┌──
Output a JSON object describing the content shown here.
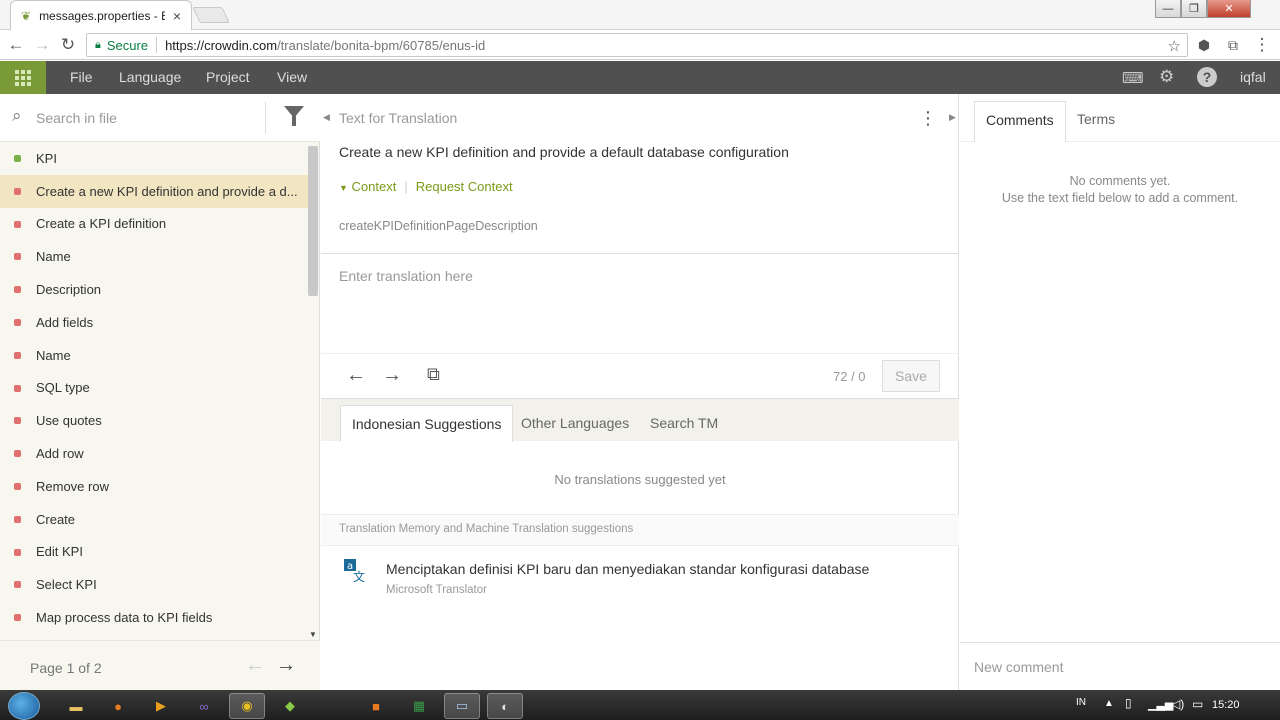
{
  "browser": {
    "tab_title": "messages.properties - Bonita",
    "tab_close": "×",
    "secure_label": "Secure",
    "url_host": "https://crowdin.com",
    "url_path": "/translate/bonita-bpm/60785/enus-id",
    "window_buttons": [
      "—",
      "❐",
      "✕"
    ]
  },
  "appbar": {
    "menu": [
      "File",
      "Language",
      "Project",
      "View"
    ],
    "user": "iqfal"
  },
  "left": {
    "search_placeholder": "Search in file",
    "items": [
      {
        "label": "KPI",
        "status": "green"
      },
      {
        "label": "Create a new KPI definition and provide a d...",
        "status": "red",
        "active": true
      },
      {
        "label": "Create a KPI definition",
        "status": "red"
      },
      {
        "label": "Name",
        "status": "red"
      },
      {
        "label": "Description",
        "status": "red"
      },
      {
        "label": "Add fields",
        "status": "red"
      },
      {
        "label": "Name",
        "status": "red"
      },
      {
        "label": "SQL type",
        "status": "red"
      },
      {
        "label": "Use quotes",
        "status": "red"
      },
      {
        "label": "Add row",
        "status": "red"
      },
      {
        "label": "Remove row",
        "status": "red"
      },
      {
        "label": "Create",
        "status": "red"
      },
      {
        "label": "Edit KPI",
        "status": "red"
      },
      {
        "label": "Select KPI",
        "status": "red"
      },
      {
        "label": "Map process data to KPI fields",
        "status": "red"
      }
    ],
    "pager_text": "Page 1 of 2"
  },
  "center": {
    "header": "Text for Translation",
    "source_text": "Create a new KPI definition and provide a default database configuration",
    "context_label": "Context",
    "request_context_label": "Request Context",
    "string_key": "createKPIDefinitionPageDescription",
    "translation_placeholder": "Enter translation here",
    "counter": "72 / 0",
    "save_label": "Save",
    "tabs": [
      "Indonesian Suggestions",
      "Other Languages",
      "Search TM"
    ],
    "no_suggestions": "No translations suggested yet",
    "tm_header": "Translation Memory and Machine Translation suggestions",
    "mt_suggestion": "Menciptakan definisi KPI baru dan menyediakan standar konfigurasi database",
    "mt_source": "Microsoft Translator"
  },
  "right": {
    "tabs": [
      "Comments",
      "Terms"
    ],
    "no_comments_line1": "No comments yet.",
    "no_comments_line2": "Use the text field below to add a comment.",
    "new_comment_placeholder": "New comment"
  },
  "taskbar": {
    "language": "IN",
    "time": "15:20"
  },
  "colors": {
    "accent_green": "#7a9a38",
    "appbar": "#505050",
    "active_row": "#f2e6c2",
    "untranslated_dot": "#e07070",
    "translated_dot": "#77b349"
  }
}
└──
## GIVEN REQUEST
Take the listing above and restate it word for word, without its pictures.

## IN RESPONSE
Output a JSON object describing the content shown here.
{
  "browser": {
    "tab_title": "messages.properties - Bonita",
    "tab_close": "×",
    "secure_label": "Secure",
    "url_host": "https://crowdin.com",
    "url_path": "/translate/bonita-bpm/60785/enus-id",
    "window_buttons": [
      "—",
      "❐",
      "✕"
    ]
  },
  "appbar": {
    "menu": [
      "File",
      "Language",
      "Project",
      "View"
    ],
    "user": "iqfal"
  },
  "left": {
    "search_placeholder": "Search in file",
    "items": [
      {
        "label": "KPI",
        "status": "green"
      },
      {
        "label": "Create a new KPI definition and provide a d...",
        "status": "red",
        "active": true
      },
      {
        "label": "Create a KPI definition",
        "status": "red"
      },
      {
        "label": "Name",
        "status": "red"
      },
      {
        "label": "Description",
        "status": "red"
      },
      {
        "label": "Add fields",
        "status": "red"
      },
      {
        "label": "Name",
        "status": "red"
      },
      {
        "label": "SQL type",
        "status": "red"
      },
      {
        "label": "Use quotes",
        "status": "red"
      },
      {
        "label": "Add row",
        "status": "red"
      },
      {
        "label": "Remove row",
        "status": "red"
      },
      {
        "label": "Create",
        "status": "red"
      },
      {
        "label": "Edit KPI",
        "status": "red"
      },
      {
        "label": "Select KPI",
        "status": "red"
      },
      {
        "label": "Map process data to KPI fields",
        "status": "red"
      }
    ],
    "pager_text": "Page 1 of 2"
  },
  "center": {
    "header": "Text for Translation",
    "source_text": "Create a new KPI definition and provide a default database configuration",
    "context_label": "Context",
    "request_context_label": "Request Context",
    "string_key": "createKPIDefinitionPageDescription",
    "translation_placeholder": "Enter translation here",
    "counter": "72 / 0",
    "save_label": "Save",
    "tabs": [
      "Indonesian Suggestions",
      "Other Languages",
      "Search TM"
    ],
    "no_suggestions": "No translations suggested yet",
    "tm_header": "Translation Memory and Machine Translation suggestions",
    "mt_suggestion": "Menciptakan definisi KPI baru dan menyediakan standar konfigurasi database",
    "mt_source": "Microsoft Translator"
  },
  "right": {
    "tabs": [
      "Comments",
      "Terms"
    ],
    "no_comments_line1": "No comments yet.",
    "no_comments_line2": "Use the text field below to add a comment.",
    "new_comment_placeholder": "New comment"
  },
  "taskbar": {
    "language": "IN",
    "time": "15:20"
  },
  "colors": {
    "accent_green": "#7a9a38",
    "appbar": "#505050",
    "active_row": "#f2e6c2",
    "untranslated_dot": "#e07070",
    "translated_dot": "#77b349"
  }
}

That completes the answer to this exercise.